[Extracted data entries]
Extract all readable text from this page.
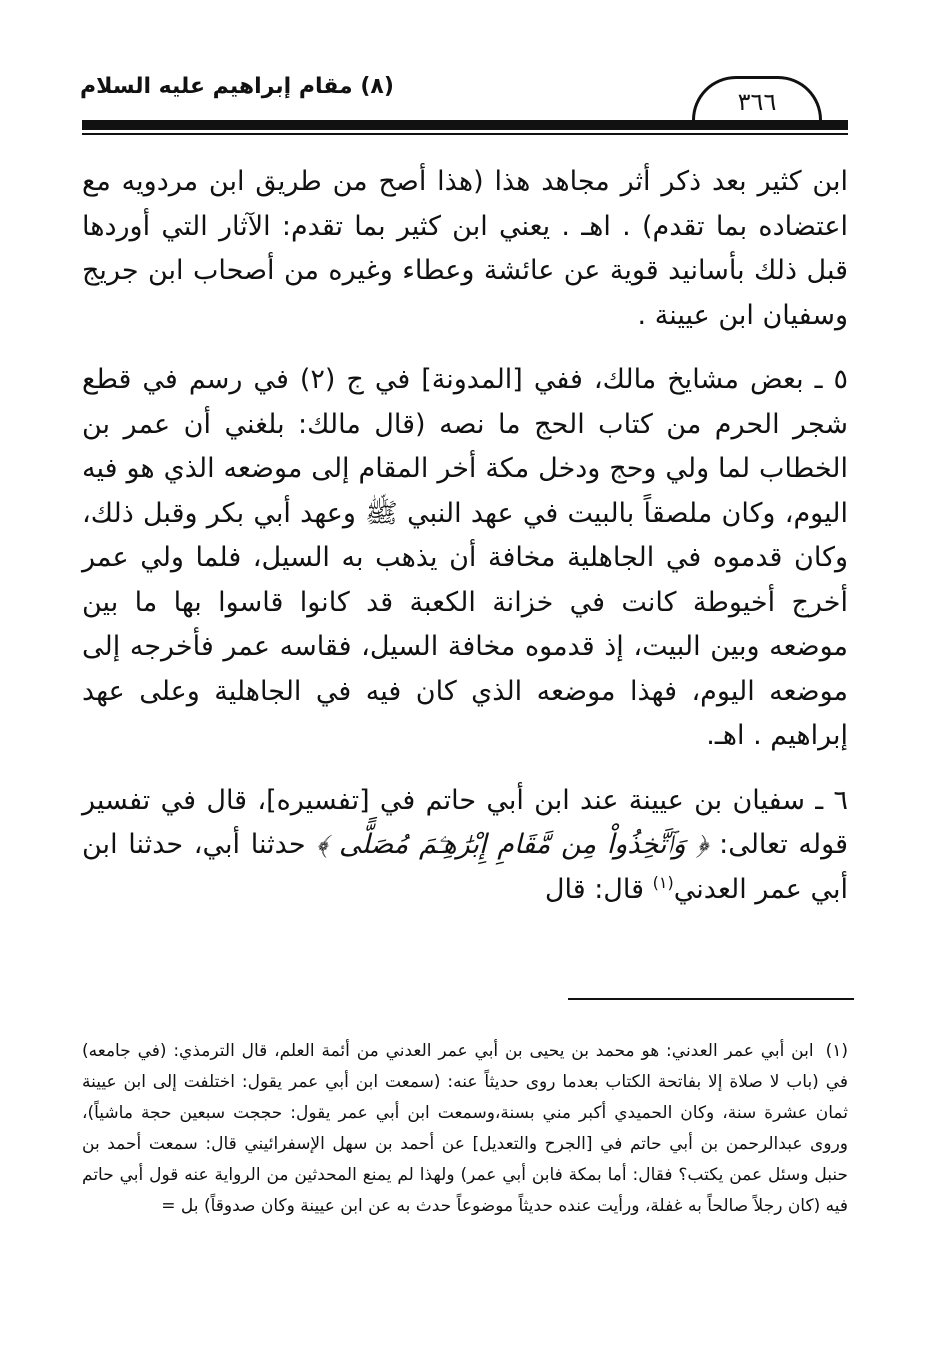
(٨) مقام إبراهيم عليه السلام
٣٦٦

ابن كثير بعد ذكر أثر مجاهد هذا (هذا أصح من طريق ابن مردويه مع اعتضاده بما تقدم) . اهـ . يعني ابن كثير بما تقدم: الآثار التي أوردها قبل ذلك بأسانيد قوية عن عائشة وعطاء وغيره من أصحاب ابن جريج وسفيان ابن عيينة .

٥ ـ بعض مشايخ مالك، ففي [المدونة] في ج (٢) في رسم في قطع شجر الحرم من كتاب الحج ما نصه (قال مالك: بلغني أن عمر بن الخطاب لما ولي وحج ودخل مكة أخر المقام إلى موضعه الذي هو فيه اليوم، وكان ملصقاً بالبيت في عهد النبي ﷺ وعهد أبي بكر وقبل ذلك، وكان قدموه في الجاهلية مخافة أن يذهب به السيل، فلما ولي عمر أخرج أخيوطة كانت في خزانة الكعبة قد كانوا قاسوا بها ما بين موضعه وبين البيت، إذ قدموه مخافة السيل، فقاسه عمر فأخرجه إلى موضعه اليوم، فهذا موضعه الذي كان فيه في الجاهلية وعلى عهد إبراهيم . اهـ.

٦ ـ سفيان بن عيينة عند ابن أبي حاتم في [تفسيره]، قال في تفسير قوله تعالى: ﴿ وَٱتَّخِذُواْ مِن مَّقَامِ إِبْرَٰهِـۧمَ مُصَلًّى ﴾ حدثنا أبي، حدثنا ابن أبي عمر العدني$^{(١)}$ قال: قال

(١)ابن أبي عمر العدني: هو محمد بن يحيى بن أبي عمر العدني من أئمة العلم، قال الترمذي: (في جامعه) في (باب لا صلاة إلا بفاتحة الكتاب بعدما روى حديثاً عنه: (سمعت ابن أبي عمر يقول: اختلفت إلى ابن عيينة ثمان عشرة سنة، وكان الحميدي أكبر مني بسنة،وسمعت ابن أبي عمر يقول: حججت سبعين حجة ماشياً)، وروى عبدالرحمن بن أبي حاتم في [الجرح والتعديل] عن أحمد بن سهل الإسفرائيني قال: سمعت أحمد بن حنبل وسئل عمن يكتب؟ فقال: أما بمكة فابن أبي عمر) ولهذا لم يمنع المحدثين من الرواية عنه قول أبي حاتم فيه (كان رجلاً صالحاً به غفلة، ورأيت عنده حديثاً موضوعاً حدث به عن ابن عيينة وكان صدوقاً) بل =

§ Work instructions:
Report how many lines contain "إبراهيم". Give nothing but the number.

§ Final result:
2